→ Supplied data
※

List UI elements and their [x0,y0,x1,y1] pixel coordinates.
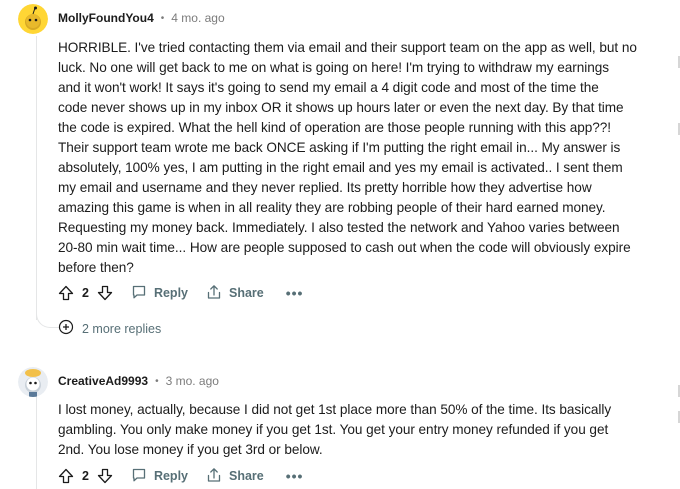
more-replies-label: 2 more replies [82,321,162,336]
yellow-snoo-avatar-icon[interactable] [18,4,48,34]
gray-snoo-avatar-icon[interactable] [18,367,48,397]
comment-actions: 2 Reply Share ••• [58,464,303,488]
separator-dot: • [160,12,165,24]
share-button[interactable]: Share [206,284,264,303]
comment-body: HORRIBLE. I've tried contacting them via… [58,40,637,275]
vote-count: 2 [82,286,89,300]
comment-header: CreativeAd9993 • 3 mo. ago [58,374,219,388]
reply-button[interactable]: Reply [131,284,188,303]
thread-line [36,36,37,320]
comment-actions: 2 Reply Share ••• [58,281,303,305]
username[interactable]: CreativeAd9993 [58,374,148,388]
separator-dot: • [155,375,159,387]
plus-circle-icon [58,319,82,338]
comment-bubble-icon [131,284,154,303]
share-label: Share [229,469,264,483]
timestamp[interactable]: 3 mo. ago [166,374,219,388]
comment-body: I lost money, actually, because I did no… [58,402,612,457]
reply-label: Reply [153,469,188,483]
share-button[interactable]: Share [206,467,264,486]
upvote-arrow-icon[interactable] [58,468,74,484]
share-icon [206,284,229,303]
username[interactable]: MollyFoundYou4 [58,11,154,25]
timestamp[interactable]: 4 mo. ago [171,11,224,25]
comment-bubble-icon [131,467,154,486]
share-label: Share [229,286,264,300]
vote-control: 2 [58,468,113,484]
upvote-arrow-icon[interactable] [58,285,74,301]
reply-label: Reply [153,286,188,300]
vote-count: 2 [82,469,89,483]
downvote-arrow-icon[interactable] [97,285,113,301]
downvote-arrow-icon[interactable] [97,468,113,484]
thread-connector [36,305,59,328]
comment-header: MollyFoundYou4 • 4 mo. ago [58,11,225,25]
more-options-button[interactable]: ••• [286,469,304,483]
more-options-button[interactable]: ••• [286,286,304,300]
thread-line [36,395,37,489]
share-icon [206,467,229,486]
vote-control: 2 [58,285,113,301]
reply-button[interactable]: Reply [131,467,188,486]
more-replies-link[interactable]: 2 more replies [58,319,161,338]
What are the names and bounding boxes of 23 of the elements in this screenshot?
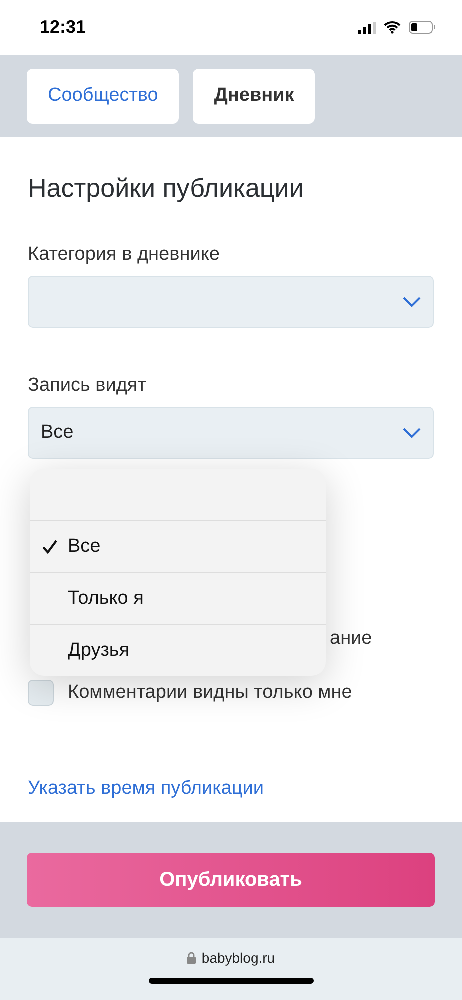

※

→ What you should do
Extract every line of the data above word for word, leaving out the pictures.

→ Problem solution
List UI elements and their [x0,y0,x1,y1] pixel coordinates.
more-replies-label: 2 more replies [82,321,162,336]
yellow-snoo-avatar-icon[interactable] [18,4,48,34]
gray-snoo-avatar-icon[interactable] [18,367,48,397]
comment-actions: 2 Reply Share ••• [58,464,303,488]
separator-dot: • [160,12,165,24]
share-button[interactable]: Share [206,284,264,303]
comment-body: HORRIBLE. I've tried contacting them via… [58,40,637,275]
vote-count: 2 [82,286,89,300]
comment-header: CreativeAd9993 • 3 mo. ago [58,374,219,388]
reply-button[interactable]: Reply [131,284,188,303]
thread-line [36,36,37,320]
comment-actions: 2 Reply Share ••• [58,281,303,305]
username[interactable]: CreativeAd9993 [58,374,148,388]
separator-dot: • [155,375,159,387]
plus-circle-icon [58,319,82,338]
comment-bubble-icon [131,284,154,303]
share-label: Share [229,469,264,483]
timestamp[interactable]: 3 mo. ago [166,374,219,388]
comment-body: I lost money, actually, because I did no… [58,402,612,457]
reply-label: Reply [153,469,188,483]
share-button[interactable]: Share [206,467,264,486]
upvote-arrow-icon[interactable] [58,468,74,484]
share-icon [206,284,229,303]
username[interactable]: MollyFoundYou4 [58,11,154,25]
timestamp[interactable]: 4 mo. ago [171,11,224,25]
comment-bubble-icon [131,467,154,486]
share-label: Share [229,286,264,300]
vote-control: 2 [58,468,113,484]
upvote-arrow-icon[interactable] [58,285,74,301]
reply-label: Reply [153,286,188,300]
vote-count: 2 [82,469,89,483]
downvote-arrow-icon[interactable] [97,285,113,301]
downvote-arrow-icon[interactable] [97,468,113,484]
thread-connector [36,305,59,328]
comment-header: MollyFoundYou4 • 4 mo. ago [58,11,225,25]
more-options-button[interactable]: ••• [286,469,304,483]
more-options-button[interactable]: ••• [286,286,304,300]
thread-line [36,395,37,489]
share-icon [206,467,229,486]
vote-control: 2 [58,285,113,301]
reply-button[interactable]: Reply [131,467,188,486]
more-replies-link[interactable]: 2 more replies [58,319,161,338]
What are the names and bounding boxes of 23 of the elements in this screenshot?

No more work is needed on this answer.